Identify each line in the entries below that contains the word "panel", and copy every such line in full.
◇ ◇ ◇
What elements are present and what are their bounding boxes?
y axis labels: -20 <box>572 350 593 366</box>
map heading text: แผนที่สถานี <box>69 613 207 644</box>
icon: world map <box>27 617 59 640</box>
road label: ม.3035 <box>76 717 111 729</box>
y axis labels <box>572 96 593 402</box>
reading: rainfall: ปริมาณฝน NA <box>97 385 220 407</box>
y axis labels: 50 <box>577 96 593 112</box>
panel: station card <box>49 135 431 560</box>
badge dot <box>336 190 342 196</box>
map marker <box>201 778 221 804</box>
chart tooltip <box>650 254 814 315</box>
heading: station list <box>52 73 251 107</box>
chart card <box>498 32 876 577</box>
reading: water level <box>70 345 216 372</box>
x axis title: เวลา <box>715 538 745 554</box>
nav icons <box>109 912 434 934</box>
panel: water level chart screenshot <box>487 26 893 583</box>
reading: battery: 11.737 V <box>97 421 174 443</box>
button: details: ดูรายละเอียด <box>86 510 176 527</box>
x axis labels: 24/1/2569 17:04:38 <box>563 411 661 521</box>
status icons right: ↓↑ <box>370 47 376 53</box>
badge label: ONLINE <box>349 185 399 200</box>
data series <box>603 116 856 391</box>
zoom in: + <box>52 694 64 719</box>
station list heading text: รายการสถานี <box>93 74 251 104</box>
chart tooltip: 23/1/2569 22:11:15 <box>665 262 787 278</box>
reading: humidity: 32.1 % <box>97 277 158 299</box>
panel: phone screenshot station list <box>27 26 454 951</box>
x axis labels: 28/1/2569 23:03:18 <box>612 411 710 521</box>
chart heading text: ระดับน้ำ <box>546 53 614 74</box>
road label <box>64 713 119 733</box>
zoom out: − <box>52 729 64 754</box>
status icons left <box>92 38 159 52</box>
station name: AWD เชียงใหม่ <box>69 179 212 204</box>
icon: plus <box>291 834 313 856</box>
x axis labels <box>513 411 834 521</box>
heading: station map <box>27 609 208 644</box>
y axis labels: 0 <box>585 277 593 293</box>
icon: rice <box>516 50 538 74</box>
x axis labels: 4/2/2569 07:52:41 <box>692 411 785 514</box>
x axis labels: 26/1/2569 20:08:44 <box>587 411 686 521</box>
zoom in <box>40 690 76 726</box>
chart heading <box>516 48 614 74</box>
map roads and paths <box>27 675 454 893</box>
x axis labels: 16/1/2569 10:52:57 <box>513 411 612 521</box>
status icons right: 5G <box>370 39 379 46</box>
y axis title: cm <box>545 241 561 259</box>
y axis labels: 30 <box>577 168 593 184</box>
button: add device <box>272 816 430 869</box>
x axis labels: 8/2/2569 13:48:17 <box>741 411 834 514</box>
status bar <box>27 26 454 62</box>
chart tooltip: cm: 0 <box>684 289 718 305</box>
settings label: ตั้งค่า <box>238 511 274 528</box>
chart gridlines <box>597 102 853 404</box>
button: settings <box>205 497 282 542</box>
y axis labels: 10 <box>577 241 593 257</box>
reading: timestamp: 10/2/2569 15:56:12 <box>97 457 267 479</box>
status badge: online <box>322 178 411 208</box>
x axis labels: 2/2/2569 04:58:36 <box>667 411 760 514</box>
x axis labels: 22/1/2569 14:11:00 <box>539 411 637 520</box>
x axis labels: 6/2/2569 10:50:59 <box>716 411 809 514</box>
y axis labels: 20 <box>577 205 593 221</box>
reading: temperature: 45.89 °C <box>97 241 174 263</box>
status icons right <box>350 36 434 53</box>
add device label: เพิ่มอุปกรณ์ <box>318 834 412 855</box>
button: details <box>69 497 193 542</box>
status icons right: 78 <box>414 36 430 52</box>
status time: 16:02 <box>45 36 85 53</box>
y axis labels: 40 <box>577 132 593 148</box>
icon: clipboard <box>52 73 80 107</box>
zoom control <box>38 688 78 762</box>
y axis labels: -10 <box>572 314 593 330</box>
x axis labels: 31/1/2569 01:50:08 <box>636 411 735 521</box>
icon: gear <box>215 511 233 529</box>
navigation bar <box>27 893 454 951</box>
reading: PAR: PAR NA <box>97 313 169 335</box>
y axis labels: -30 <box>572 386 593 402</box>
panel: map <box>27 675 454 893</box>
◇ ◇ ◇
Answer to this task:
panel: station card <box>49 135 431 560</box>
panel: water level chart screenshot <box>487 26 893 583</box>
panel: phone screenshot station list <box>27 26 454 951</box>
panel: map <box>27 675 454 893</box>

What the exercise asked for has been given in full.